» **Collected data**
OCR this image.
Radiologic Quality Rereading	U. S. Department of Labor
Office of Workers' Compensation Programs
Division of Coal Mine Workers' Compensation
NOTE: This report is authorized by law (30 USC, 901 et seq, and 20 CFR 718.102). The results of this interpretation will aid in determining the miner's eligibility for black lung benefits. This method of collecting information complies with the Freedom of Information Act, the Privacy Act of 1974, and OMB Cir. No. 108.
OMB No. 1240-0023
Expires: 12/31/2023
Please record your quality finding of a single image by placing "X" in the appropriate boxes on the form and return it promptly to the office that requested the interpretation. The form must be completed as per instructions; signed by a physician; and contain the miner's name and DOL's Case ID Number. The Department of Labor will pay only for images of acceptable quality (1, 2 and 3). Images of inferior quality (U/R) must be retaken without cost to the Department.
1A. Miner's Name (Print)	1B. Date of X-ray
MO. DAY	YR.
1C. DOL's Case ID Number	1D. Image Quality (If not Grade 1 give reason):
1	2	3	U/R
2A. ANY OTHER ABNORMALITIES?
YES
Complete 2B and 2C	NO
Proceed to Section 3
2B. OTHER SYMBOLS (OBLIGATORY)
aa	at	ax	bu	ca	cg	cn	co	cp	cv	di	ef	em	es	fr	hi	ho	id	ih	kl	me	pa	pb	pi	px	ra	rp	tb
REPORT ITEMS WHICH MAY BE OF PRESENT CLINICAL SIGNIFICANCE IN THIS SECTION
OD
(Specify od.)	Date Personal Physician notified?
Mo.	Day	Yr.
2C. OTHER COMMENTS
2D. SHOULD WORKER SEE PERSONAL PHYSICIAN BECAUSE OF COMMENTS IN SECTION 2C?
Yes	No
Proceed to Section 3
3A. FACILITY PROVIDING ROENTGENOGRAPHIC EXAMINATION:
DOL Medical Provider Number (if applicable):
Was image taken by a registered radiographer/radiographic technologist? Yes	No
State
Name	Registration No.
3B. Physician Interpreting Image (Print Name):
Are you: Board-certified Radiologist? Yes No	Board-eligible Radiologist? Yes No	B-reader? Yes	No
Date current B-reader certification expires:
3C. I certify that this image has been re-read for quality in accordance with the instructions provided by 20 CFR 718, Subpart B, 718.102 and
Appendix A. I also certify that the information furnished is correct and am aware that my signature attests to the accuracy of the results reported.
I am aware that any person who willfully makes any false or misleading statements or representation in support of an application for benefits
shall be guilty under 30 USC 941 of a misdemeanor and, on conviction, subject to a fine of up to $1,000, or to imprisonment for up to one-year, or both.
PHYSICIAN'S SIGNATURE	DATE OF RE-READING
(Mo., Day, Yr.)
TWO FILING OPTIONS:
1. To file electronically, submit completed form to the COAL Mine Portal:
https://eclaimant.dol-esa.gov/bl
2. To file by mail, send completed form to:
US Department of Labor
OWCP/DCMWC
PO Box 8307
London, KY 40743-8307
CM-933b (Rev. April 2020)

» **TASK TO COMPLETE**
Copy out all lines where the word "Print" appears.

» **SOLUTION TO THE PROBLEM**
1A. Miner's Name (Print)	1B. Date of X-ray
3B. Physician Interpreting Image (Print Name):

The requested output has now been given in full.